Si, comme pour les autres réformes dans ce domaine, le gouvernement se targue de vouloir « inciter à l’emploi », l’objectif réel est surtout de réaliser des économies. Gabriel Attal a donc annoncé, dans la perspective de pouvoir escamoter de 3,6 milliards d’euros le budget de l’assurance chômage, son intention de porter la durée de travail requise pour l’ouverture des droits de 6 à 8 mois, tout en réduisant la période de référence de 24 à 20 mois. La durée d’indemnisation sera également diminuée, passant de 18 à 15 mois. Et les seniors, qui bénéficient actuellement d’une durée d’indemnisation plus longue (à partir de 53 ans), ne sont pas épargnés : le Premier ministre a indiqué qu’il faudrait désormais avoir au moins 57 ans pour bénéficier de cette durée rallongée. Si on résume : des indemnités moins importantes, plus difficilement accessibles, et pour moins longtemps.

Des réformes infondées économiquement et dangereuses socialement

Toutes les précédentes réformes de l’assurance chômage ont pourtant montré de nombreux effets négatifs. Selon une étude de l’Observatoire français des conjonctures économiques (OFCE)1, les réformes de 2017 et 2019 ont diminué la sécurité de l’emploi et favorisé la multiplication des contrats précaires. L’auteur de l’étude conclut : « L’expérience montre que jamais un système de protection sociale n’a été redressé de cette manière et n’a suscité autant de doutes sur son efficacité. Aucune théorie ne suggère qu’abonder la politique de redistribution en lieu et place de l’assurance chômage sécurise mieux les actifs et bénéficie au fonctionnement du marché du travail. […] La réforme des règles a créé plus de problèmes qu’elle n’en a résolu si bien qu’une sérieuse remise à plat apparaît plus urgente que jamais. »

→ **ITEMS FOURNIS**
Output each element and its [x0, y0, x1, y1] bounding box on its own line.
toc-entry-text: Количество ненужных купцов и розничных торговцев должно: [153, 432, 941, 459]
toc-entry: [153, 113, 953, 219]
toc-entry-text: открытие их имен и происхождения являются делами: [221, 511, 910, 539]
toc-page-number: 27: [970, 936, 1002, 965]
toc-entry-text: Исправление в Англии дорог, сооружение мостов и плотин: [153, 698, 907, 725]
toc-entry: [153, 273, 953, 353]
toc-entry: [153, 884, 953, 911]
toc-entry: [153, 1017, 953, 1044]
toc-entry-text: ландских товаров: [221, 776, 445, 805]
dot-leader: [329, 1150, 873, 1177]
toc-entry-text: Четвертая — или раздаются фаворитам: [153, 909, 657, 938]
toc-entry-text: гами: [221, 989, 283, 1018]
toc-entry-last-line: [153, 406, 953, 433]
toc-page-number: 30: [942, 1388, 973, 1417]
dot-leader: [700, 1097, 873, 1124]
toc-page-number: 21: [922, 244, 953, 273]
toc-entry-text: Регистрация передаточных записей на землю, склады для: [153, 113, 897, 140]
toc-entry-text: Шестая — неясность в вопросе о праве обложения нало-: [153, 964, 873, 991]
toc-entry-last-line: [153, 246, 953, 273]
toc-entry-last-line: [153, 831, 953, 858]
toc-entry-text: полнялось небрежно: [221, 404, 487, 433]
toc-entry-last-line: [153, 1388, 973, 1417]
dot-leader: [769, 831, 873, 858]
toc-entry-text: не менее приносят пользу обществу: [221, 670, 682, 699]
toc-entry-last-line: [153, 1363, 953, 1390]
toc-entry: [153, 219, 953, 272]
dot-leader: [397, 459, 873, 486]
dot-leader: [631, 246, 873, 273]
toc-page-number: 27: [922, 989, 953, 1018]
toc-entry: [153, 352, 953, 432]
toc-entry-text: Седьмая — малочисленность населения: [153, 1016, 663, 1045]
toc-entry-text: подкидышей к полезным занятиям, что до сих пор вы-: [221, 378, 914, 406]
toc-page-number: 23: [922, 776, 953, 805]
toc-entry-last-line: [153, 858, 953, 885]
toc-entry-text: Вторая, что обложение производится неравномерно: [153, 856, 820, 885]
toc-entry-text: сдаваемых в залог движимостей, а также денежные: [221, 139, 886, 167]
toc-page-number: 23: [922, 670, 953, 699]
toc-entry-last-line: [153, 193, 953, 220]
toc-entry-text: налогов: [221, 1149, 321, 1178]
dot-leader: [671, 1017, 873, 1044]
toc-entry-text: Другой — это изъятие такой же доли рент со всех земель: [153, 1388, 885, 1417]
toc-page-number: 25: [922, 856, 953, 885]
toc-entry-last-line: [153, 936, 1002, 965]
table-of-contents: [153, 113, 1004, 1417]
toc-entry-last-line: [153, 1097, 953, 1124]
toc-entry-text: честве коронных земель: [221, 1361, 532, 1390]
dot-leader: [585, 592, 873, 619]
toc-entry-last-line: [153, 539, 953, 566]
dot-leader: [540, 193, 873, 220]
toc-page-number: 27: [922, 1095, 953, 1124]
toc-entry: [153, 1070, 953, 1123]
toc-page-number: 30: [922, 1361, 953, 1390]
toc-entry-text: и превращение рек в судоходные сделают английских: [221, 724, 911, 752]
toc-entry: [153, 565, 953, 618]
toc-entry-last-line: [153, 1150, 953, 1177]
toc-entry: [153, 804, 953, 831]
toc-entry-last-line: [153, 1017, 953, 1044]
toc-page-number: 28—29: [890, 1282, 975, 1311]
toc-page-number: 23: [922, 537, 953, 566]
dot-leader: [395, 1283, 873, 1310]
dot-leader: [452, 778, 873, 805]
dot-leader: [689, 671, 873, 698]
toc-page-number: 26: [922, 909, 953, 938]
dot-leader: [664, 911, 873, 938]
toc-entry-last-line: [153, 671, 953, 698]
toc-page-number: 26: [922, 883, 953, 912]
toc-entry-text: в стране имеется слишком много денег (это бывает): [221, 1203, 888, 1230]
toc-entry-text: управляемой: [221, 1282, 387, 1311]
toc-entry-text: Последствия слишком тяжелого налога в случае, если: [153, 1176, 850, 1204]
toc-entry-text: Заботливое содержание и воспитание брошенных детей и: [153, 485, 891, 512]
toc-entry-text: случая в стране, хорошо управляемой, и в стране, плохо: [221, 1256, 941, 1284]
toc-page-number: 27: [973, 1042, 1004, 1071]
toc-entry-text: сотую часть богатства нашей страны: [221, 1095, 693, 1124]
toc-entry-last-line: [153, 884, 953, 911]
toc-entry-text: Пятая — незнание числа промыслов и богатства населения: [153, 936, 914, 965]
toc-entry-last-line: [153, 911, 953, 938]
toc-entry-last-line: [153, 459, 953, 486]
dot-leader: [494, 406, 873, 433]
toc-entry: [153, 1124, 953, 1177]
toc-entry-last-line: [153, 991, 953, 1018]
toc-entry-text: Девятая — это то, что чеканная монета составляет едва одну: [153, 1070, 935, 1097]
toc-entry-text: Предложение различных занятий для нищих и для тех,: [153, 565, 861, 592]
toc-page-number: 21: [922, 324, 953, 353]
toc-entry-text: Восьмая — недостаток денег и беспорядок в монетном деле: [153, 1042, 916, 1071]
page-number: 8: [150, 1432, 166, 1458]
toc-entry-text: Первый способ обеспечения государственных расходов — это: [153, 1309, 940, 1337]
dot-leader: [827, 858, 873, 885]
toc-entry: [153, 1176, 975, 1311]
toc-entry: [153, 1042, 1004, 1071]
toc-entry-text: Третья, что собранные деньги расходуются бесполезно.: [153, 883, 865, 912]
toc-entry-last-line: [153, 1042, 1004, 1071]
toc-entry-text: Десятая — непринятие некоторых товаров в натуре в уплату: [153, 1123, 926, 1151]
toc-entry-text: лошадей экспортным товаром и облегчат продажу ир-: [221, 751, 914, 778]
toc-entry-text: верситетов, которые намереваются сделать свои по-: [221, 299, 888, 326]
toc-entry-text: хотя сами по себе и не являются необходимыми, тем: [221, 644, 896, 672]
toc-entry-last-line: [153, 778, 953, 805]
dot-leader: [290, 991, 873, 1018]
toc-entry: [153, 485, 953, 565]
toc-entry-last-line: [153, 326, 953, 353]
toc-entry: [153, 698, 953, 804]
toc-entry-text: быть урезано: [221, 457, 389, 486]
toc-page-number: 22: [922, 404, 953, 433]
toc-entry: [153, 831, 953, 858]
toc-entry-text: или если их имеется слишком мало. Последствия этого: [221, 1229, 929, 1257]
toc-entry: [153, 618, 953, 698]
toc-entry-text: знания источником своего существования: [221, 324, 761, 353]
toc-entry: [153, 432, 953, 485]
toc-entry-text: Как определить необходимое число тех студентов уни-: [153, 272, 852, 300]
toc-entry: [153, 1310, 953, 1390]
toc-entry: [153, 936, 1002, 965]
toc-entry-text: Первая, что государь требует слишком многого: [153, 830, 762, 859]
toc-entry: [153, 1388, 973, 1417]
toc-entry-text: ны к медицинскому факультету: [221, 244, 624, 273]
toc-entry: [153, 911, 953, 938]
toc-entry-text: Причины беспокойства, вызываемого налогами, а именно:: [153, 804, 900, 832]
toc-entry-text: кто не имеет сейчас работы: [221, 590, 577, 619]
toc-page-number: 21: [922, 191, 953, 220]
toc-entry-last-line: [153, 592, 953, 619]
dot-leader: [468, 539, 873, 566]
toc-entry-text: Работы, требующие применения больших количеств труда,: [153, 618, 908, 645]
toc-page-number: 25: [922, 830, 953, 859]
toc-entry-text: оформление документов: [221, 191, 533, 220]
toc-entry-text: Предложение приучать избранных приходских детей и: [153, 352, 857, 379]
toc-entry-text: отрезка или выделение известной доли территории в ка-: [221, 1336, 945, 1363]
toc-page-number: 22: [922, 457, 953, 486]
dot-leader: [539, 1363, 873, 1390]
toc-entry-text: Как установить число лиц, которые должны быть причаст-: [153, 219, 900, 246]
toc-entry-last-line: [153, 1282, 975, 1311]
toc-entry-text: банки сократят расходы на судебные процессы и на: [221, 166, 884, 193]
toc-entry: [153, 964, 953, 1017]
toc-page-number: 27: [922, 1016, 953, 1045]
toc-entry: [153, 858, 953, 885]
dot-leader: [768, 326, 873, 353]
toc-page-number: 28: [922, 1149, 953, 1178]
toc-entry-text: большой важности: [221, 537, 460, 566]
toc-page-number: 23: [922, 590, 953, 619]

→ **TRAVAIL DEMANDÉ**
A. Résumez l'extrait sur l'assurance chômage en deux phrases.
B. Recopiez le passage de l'extrait sur l'assurance chômage qui commence à « Si, comme pour » et se termine à « pour moins longtemps. ».
C. Traduisez en anglais cette phrase de l'extrait sur l'assurance chômage : « La durée d’indemnisation sera également diminuée, passant de 18 à 15 mois. »
Les items ne servent pas à ce travail.

→ **RÉSULTATS**
A. Pour économiser 3,6 milliards d'euros, le gouvernement veut porter la durée de travail requise de 6 à 8 mois, réduire la période de référence de 24 à 20 mois et la durée d'indemnisation de 18 à 15 mois, et réserver la durée rallongée aux seniors d'au moins 57 ans. Selon une étude de l'OFCE, les réformes de 2017 et 2019 ont pourtant diminué la sécurité de l'emploi et favorisé la multiplication des contrats précaires.

B.
Si, comme pour les autres réformes dans ce domaine, le gouvernement se targue de vouloir « inciter à l’emploi », l’objectif réel est surtout de réaliser des économies. Gabriel Attal a donc annoncé, dans la perspective de pouvoir escamoter de 3,6 milliards d’euros le budget de l’assurance chômage, son intention de porter la durée de travail requise pour l’ouverture des droits de 6 à 8 mois, tout en réduisant la période de référence de 24 à 20 mois. La durée d’indemnisation sera également diminuée, passant de 18 à 15 mois. Et les seniors, qui bénéficient actuellement d’une durée d’indemnisation plus longue (à partir de 53 ans), ne sont pas épargnés : le Premier ministre a indiqué qu’il faudrait désormais avoir au moins 57 ans pour bénéficier de cette durée rallongée. Si on résume : des indemnités moins importantes, plus difficilement accessibles, et pour moins longtemps.

C. The benefit period will also be reduced, going from 18 to 15 months.